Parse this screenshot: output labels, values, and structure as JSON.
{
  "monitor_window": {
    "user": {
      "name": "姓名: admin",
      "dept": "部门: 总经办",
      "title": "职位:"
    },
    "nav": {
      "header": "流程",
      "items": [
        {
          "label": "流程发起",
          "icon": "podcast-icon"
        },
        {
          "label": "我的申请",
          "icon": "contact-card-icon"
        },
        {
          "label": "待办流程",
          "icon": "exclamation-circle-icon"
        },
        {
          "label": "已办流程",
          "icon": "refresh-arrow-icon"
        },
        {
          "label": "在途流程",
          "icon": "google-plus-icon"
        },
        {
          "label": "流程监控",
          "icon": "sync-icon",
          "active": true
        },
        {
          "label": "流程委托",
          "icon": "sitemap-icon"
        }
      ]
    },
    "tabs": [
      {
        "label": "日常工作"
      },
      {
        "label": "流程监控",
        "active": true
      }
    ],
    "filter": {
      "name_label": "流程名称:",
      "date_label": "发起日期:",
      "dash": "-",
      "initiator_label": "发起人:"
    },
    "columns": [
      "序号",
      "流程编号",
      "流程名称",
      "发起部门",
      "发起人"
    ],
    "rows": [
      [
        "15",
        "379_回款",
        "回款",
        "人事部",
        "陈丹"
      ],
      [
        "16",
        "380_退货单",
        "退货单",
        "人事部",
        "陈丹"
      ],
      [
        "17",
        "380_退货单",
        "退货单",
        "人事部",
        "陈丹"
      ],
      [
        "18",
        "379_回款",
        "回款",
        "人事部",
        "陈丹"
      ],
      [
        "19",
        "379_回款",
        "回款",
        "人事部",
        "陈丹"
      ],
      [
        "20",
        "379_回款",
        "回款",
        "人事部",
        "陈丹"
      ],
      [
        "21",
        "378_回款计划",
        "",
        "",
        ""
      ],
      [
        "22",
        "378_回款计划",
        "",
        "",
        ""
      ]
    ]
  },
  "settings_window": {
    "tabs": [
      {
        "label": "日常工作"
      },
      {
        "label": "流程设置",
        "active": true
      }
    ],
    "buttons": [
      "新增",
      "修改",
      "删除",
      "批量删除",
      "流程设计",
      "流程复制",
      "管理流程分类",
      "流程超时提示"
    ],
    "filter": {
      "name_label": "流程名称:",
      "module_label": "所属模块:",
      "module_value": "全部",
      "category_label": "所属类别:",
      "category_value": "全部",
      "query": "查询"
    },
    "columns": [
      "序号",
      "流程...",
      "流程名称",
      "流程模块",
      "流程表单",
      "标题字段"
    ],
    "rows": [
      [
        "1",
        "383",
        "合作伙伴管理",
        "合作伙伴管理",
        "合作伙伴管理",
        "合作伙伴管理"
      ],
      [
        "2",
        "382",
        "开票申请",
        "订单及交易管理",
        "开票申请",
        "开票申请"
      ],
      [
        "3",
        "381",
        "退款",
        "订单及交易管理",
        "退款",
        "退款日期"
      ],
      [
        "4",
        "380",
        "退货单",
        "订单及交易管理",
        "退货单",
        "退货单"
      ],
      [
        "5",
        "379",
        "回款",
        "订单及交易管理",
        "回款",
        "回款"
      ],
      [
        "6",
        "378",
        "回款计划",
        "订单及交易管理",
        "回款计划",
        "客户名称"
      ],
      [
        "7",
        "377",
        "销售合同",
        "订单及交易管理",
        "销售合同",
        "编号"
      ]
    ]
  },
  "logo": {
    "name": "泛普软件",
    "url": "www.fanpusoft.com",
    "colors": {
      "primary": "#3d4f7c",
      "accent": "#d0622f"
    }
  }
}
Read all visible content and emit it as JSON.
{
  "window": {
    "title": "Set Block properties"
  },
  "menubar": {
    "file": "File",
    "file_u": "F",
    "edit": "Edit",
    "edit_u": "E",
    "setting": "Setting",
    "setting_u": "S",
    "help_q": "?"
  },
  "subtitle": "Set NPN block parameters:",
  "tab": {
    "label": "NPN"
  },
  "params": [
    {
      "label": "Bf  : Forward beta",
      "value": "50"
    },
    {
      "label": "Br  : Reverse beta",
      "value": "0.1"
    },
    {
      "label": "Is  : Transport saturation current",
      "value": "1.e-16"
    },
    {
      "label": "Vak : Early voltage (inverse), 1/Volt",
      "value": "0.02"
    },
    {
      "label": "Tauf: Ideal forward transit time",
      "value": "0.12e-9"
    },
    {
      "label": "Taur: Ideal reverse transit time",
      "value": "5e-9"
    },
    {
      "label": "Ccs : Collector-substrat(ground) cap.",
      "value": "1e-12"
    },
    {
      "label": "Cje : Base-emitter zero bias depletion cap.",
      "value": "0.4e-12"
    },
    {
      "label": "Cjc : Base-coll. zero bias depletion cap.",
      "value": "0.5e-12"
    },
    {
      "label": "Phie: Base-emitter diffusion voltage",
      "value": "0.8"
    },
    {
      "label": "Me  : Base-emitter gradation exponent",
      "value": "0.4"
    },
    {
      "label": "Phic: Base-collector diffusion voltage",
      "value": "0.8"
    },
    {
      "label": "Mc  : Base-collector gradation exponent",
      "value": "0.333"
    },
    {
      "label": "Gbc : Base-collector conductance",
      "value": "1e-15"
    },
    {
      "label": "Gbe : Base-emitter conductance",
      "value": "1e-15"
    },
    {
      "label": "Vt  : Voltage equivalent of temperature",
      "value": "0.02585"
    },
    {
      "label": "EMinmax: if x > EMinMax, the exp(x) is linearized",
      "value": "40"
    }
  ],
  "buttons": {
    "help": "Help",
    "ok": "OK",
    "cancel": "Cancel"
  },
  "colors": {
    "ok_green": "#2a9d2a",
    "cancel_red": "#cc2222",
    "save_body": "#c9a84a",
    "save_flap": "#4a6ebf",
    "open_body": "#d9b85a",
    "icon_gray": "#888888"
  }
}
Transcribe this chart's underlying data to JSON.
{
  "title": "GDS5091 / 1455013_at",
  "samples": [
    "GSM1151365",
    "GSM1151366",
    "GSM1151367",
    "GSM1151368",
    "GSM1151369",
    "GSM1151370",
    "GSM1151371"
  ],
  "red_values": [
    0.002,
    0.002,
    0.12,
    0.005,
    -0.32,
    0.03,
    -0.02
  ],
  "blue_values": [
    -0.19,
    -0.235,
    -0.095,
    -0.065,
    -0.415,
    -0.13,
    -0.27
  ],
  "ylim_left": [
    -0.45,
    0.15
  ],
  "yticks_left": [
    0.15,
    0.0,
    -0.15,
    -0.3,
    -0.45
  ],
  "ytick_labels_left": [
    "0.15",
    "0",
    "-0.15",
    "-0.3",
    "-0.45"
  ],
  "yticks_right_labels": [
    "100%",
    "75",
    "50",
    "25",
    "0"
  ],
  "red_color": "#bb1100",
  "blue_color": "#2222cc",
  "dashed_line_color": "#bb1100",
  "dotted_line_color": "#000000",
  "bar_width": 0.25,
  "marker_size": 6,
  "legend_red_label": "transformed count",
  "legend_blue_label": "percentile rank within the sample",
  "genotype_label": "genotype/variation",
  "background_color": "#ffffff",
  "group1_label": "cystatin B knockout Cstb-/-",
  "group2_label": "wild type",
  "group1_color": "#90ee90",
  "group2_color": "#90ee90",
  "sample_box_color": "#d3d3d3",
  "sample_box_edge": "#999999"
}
============
Directions: Output the records above in their entirety, exactly.

Complete answer:
Parse this screenshot: output labels, values, and structure as JSON.
{
  "monitor_window": {
    "user": {
      "name": "姓名: admin",
      "dept": "部门: 总经办",
      "title": "职位:"
    },
    "nav": {
      "header": "流程",
      "items": [
        {
          "label": "流程发起",
          "icon": "podcast-icon"
        },
        {
          "label": "我的申请",
          "icon": "contact-card-icon"
        },
        {
          "label": "待办流程",
          "icon": "exclamation-circle-icon"
        },
        {
          "label": "已办流程",
          "icon": "refresh-arrow-icon"
        },
        {
          "label": "在途流程",
          "icon": "google-plus-icon"
        },
        {
          "label": "流程监控",
          "icon": "sync-icon",
          "active": true
        },
        {
          "label": "流程委托",
          "icon": "sitemap-icon"
        }
      ]
    },
    "tabs": [
      {
        "label": "日常工作"
      },
      {
        "label": "流程监控",
        "active": true
      }
    ],
    "filter": {
      "name_label": "流程名称:",
      "date_label": "发起日期:",
      "dash": "-",
      "initiator_label": "发起人:"
    },
    "columns": [
      "序号",
      "流程编号",
      "流程名称",
      "发起部门",
      "发起人"
    ],
    "rows": [
      [
        "15",
        "379_回款",
        "回款",
        "人事部",
        "陈丹"
      ],
      [
        "16",
        "380_退货单",
        "退货单",
        "人事部",
        "陈丹"
      ],
      [
        "17",
        "380_退货单",
        "退货单",
        "人事部",
        "陈丹"
      ],
      [
        "18",
        "379_回款",
        "回款",
        "人事部",
        "陈丹"
      ],
      [
        "19",
        "379_回款",
        "回款",
        "人事部",
        "陈丹"
      ],
      [
        "20",
        "379_回款",
        "回款",
        "人事部",
        "陈丹"
      ],
      [
        "21",
        "378_回款计划",
        "",
        "",
        ""
      ],
      [
        "22",
        "378_回款计划",
        "",
        "",
        ""
      ]
    ]
  },
  "settings_window": {
    "tabs": [
      {
        "label": "日常工作"
      },
      {
        "label": "流程设置",
        "active": true
      }
    ],
    "buttons": [
      "新增",
      "修改",
      "删除",
      "批量删除",
      "流程设计",
      "流程复制",
      "管理流程分类",
      "流程超时提示"
    ],
    "filter": {
      "name_label": "流程名称:",
      "module_label": "所属模块:",
      "module_value": "全部",
      "category_label": "所属类别:",
      "category_value": "全部",
      "query": "查询"
    },
    "columns": [
      "序号",
      "流程...",
      "流程名称",
      "流程模块",
      "流程表单",
      "标题字段"
    ],
    "rows": [
      [
        "1",
        "383",
        "合作伙伴管理",
        "合作伙伴管理",
        "合作伙伴管理",
        "合作伙伴管理"
      ],
      [
        "2",
        "382",
        "开票申请",
        "订单及交易管理",
        "开票申请",
        "开票申请"
      ],
      [
        "3",
        "381",
        "退款",
        "订单及交易管理",
        "退款",
        "退款日期"
      ],
      [
        "4",
        "380",
        "退货单",
        "订单及交易管理",
        "退货单",
        "退货单"
      ],
      [
        "5",
        "379",
        "回款",
        "订单及交易管理",
        "回款",
        "回款"
      ],
      [
        "6",
        "378",
        "回款计划",
        "订单及交易管理",
        "回款计划",
        "客户名称"
      ],
      [
        "7",
        "377",
        "销售合同",
        "订单及交易管理",
        "销售合同",
        "编号"
      ]
    ]
  },
  "logo": {
    "name": "泛普软件",
    "url": "www.fanpusoft.com",
    "colors": {
      "primary": "#3d4f7c",
      "accent": "#d0622f"
    }
  }
}
Read all visible content and emit it as JSON.
{
  "window": {
    "title": "Set Block properties"
  },
  "menubar": {
    "file": "File",
    "file_u": "F",
    "edit": "Edit",
    "edit_u": "E",
    "setting": "Setting",
    "setting_u": "S",
    "help_q": "?"
  },
  "subtitle": "Set NPN block parameters:",
  "tab": {
    "label": "NPN"
  },
  "params": [
    {
      "label": "Bf  : Forward beta",
      "value": "50"
    },
    {
      "label": "Br  : Reverse beta",
      "value": "0.1"
    },
    {
      "label": "Is  : Transport saturation current",
      "value": "1.e-16"
    },
    {
      "label": "Vak : Early voltage (inverse), 1/Volt",
      "value": "0.02"
    },
    {
      "label": "Tauf: Ideal forward transit time",
      "value": "0.12e-9"
    },
    {
      "label": "Taur: Ideal reverse transit time",
      "value": "5e-9"
    },
    {
      "label": "Ccs : Collector-substrat(ground) cap.",
      "value": "1e-12"
    },
    {
      "label": "Cje : Base-emitter zero bias depletion cap.",
      "value": "0.4e-12"
    },
    {
      "label": "Cjc : Base-coll. zero bias depletion cap.",
      "value": "0.5e-12"
    },
    {
      "label": "Phie: Base-emitter diffusion voltage",
      "value": "0.8"
    },
    {
      "label": "Me  : Base-emitter gradation exponent",
      "value": "0.4"
    },
    {
      "label": "Phic: Base-collector diffusion voltage",
      "value": "0.8"
    },
    {
      "label": "Mc  : Base-collector gradation exponent",
      "value": "0.333"
    },
    {
      "label": "Gbc : Base-collector conductance",
      "value": "1e-15"
    },
    {
      "label": "Gbe : Base-emitter conductance",
      "value": "1e-15"
    },
    {
      "label": "Vt  : Voltage equivalent of temperature",
      "value": "0.02585"
    },
    {
      "label": "EMinmax: if x > EMinMax, the exp(x) is linearized",
      "value": "40"
    }
  ],
  "buttons": {
    "help": "Help",
    "ok": "OK",
    "cancel": "Cancel"
  },
  "colors": {
    "ok_green": "#2a9d2a",
    "cancel_red": "#cc2222",
    "save_body": "#c9a84a",
    "save_flap": "#4a6ebf",
    "open_body": "#d9b85a",
    "icon_gray": "#888888"
  }
}
Transcribe this chart's underlying data to JSON.
{
  "title": "GDS5091 / 1455013_at",
  "samples": [
    "GSM1151365",
    "GSM1151366",
    "GSM1151367",
    "GSM1151368",
    "GSM1151369",
    "GSM1151370",
    "GSM1151371"
  ],
  "red_values": [
    0.002,
    0.002,
    0.12,
    0.005,
    -0.32,
    0.03,
    -0.02
  ],
  "blue_values": [
    -0.19,
    -0.235,
    -0.095,
    -0.065,
    -0.415,
    -0.13,
    -0.27
  ],
  "ylim_left": [
    -0.45,
    0.15
  ],
  "yticks_left": [
    0.15,
    0.0,
    -0.15,
    -0.3,
    -0.45
  ],
  "ytick_labels_left": [
    "0.15",
    "0",
    "-0.15",
    "-0.3",
    "-0.45"
  ],
  "yticks_right_labels": [
    "100%",
    "75",
    "50",
    "25",
    "0"
  ],
  "red_color": "#bb1100",
  "blue_color": "#2222cc",
  "dashed_line_color": "#bb1100",
  "dotted_line_color": "#000000",
  "bar_width": 0.25,
  "marker_size": 6,
  "legend_red_label": "transformed count",
  "legend_blue_label": "percentile rank within the sample",
  "genotype_label": "genotype/variation",
  "background_color": "#ffffff",
  "group1_label": "cystatin B knockout Cstb-/-",
  "group2_label": "wild type",
  "group1_color": "#90ee90",
  "group2_color": "#90ee90",
  "sample_box_color": "#d3d3d3",
  "sample_box_edge": "#999999"
}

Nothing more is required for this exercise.